- WHAT NEEDS TO BE DONE:
The entries below should be given again exactly, minus their pictures.

- INPUT DATA:
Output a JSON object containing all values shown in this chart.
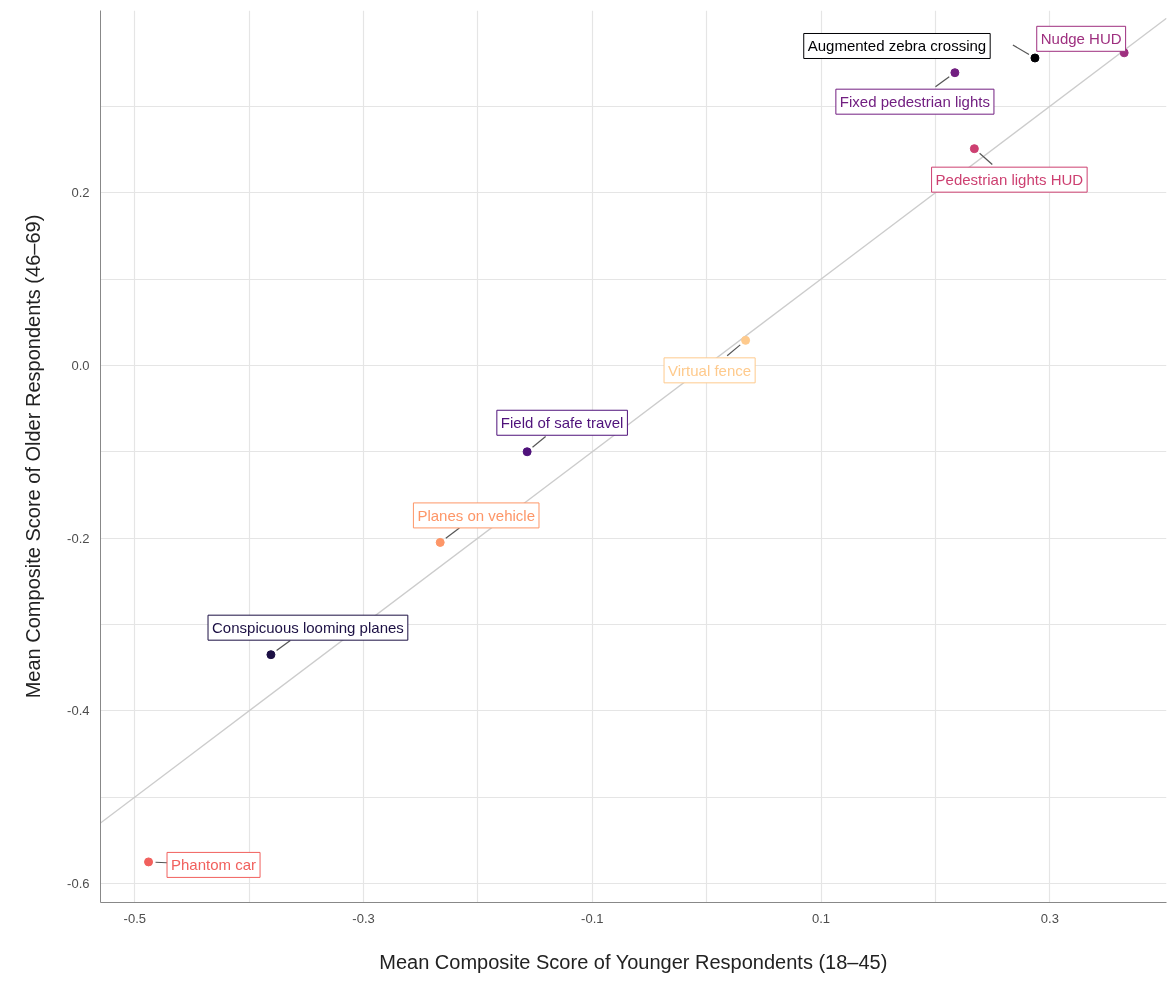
{
  "chart_data": {
    "type": "scatter",
    "xlabel": "Mean Composite Score of Younger Respondents (18–45)",
    "ylabel": "Mean Composite Score of Older Respondents (46–69)",
    "xlim": [
      -0.53,
      0.402
    ],
    "ylim": [
      -0.622,
      0.411
    ],
    "xticks": [
      -0.5,
      {
        "value": -0.4,
        "label": null
      },
      -0.3,
      {
        "value": -0.2,
        "label": null
      },
      -0.1,
      {
        "value": 0,
        "label": null
      },
      0.1,
      {
        "value": 0.2,
        "label": null
      },
      0.3
    ],
    "yticks": [
      {
        "value": -0.6,
        "label": "-0.6"
      },
      {
        "value": -0.5,
        "label": null
      },
      {
        "value": -0.4,
        "label": "-0.4"
      },
      {
        "value": -0.3,
        "label": null
      },
      {
        "value": -0.2,
        "label": "-0.2"
      },
      {
        "value": -0.1,
        "label": null
      },
      {
        "value": 0,
        "label": "0.0"
      },
      {
        "value": 0.1,
        "label": null
      },
      {
        "value": 0.2,
        "label": "0.2"
      },
      {
        "value": 0.3,
        "label": null
      }
    ],
    "grid": true,
    "marker": "circle",
    "series": [
      {
        "type": "line",
        "marker": "none",
        "color": "#cccccc",
        "x": [
          -0.53,
          0.402
        ],
        "values": [
          -0.53,
          0.402
        ]
      },
      {
        "name": "Phantom car",
        "color": "#f1605d",
        "x": [
          -0.488
        ],
        "values": [
          -0.575
        ]
      },
      {
        "name": "Conspicuous looming planes",
        "color": "#1c1044",
        "x": [
          -0.381
        ],
        "values": [
          -0.335
        ]
      },
      {
        "name": "Planes on vehicle",
        "color": "#fd9668",
        "x": [
          -0.233
        ],
        "values": [
          -0.205
        ]
      },
      {
        "name": "Field of safe travel",
        "color": "#4f127b",
        "x": [
          -0.157
        ],
        "values": [
          -0.1
        ]
      },
      {
        "name": "Virtual fence",
        "color": "#feca8d",
        "x": [
          0.034
        ],
        "values": [
          0.029
        ]
      },
      {
        "name": "Fixed pedestrian lights",
        "color": "#721f81",
        "x": [
          0.217
        ],
        "values": [
          0.339
        ]
      },
      {
        "name": "Pedestrian lights HUD",
        "color": "#cd4071",
        "x": [
          0.234
        ],
        "values": [
          0.251
        ]
      },
      {
        "name": "Augmented zebra crossing",
        "color": "#000004",
        "x": [
          0.287
        ],
        "values": [
          0.356
        ]
      },
      {
        "name": "Nudge HUD",
        "color": "#9e2f7f",
        "x": [
          0.365
        ],
        "values": [
          0.362
        ]
      }
    ]
  }
}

- TASK RESULT:
Output a JSON object containing all values shown in this chart.
{
  "chart_data": {
    "type": "scatter",
    "xlabel": "Mean Composite Score of Younger Respondents (18–45)",
    "ylabel": "Mean Composite Score of Older Respondents (46–69)",
    "xlim": [
      -0.53,
      0.402
    ],
    "ylim": [
      -0.622,
      0.411
    ],
    "xticks": [
      -0.5,
      {
        "value": -0.4,
        "label": null
      },
      -0.3,
      {
        "value": -0.2,
        "label": null
      },
      -0.1,
      {
        "value": 0,
        "label": null
      },
      0.1,
      {
        "value": 0.2,
        "label": null
      },
      0.3
    ],
    "yticks": [
      {
        "value": -0.6,
        "label": "-0.6"
      },
      {
        "value": -0.5,
        "label": null
      },
      {
        "value": -0.4,
        "label": "-0.4"
      },
      {
        "value": -0.3,
        "label": null
      },
      {
        "value": -0.2,
        "label": "-0.2"
      },
      {
        "value": -0.1,
        "label": null
      },
      {
        "value": 0,
        "label": "0.0"
      },
      {
        "value": 0.1,
        "label": null
      },
      {
        "value": 0.2,
        "label": "0.2"
      },
      {
        "value": 0.3,
        "label": null
      }
    ],
    "grid": true,
    "marker": "circle",
    "series": [
      {
        "type": "line",
        "marker": "none",
        "color": "#cccccc",
        "x": [
          -0.53,
          0.402
        ],
        "values": [
          -0.53,
          0.402
        ]
      },
      {
        "name": "Phantom car",
        "color": "#f1605d",
        "x": [
          -0.488
        ],
        "values": [
          -0.575
        ]
      },
      {
        "name": "Conspicuous looming planes",
        "color": "#1c1044",
        "x": [
          -0.381
        ],
        "values": [
          -0.335
        ]
      },
      {
        "name": "Planes on vehicle",
        "color": "#fd9668",
        "x": [
          -0.233
        ],
        "values": [
          -0.205
        ]
      },
      {
        "name": "Field of safe travel",
        "color": "#4f127b",
        "x": [
          -0.157
        ],
        "values": [
          -0.1
        ]
      },
      {
        "name": "Virtual fence",
        "color": "#feca8d",
        "x": [
          0.034
        ],
        "values": [
          0.029
        ]
      },
      {
        "name": "Fixed pedestrian lights",
        "color": "#721f81",
        "x": [
          0.217
        ],
        "values": [
          0.339
        ]
      },
      {
        "name": "Pedestrian lights HUD",
        "color": "#cd4071",
        "x": [
          0.234
        ],
        "values": [
          0.251
        ]
      },
      {
        "name": "Augmented zebra crossing",
        "color": "#000004",
        "x": [
          0.287
        ],
        "values": [
          0.356
        ]
      },
      {
        "name": "Nudge HUD",
        "color": "#9e2f7f",
        "x": [
          0.365
        ],
        "values": [
          0.362
        ]
      }
    ]
  }
}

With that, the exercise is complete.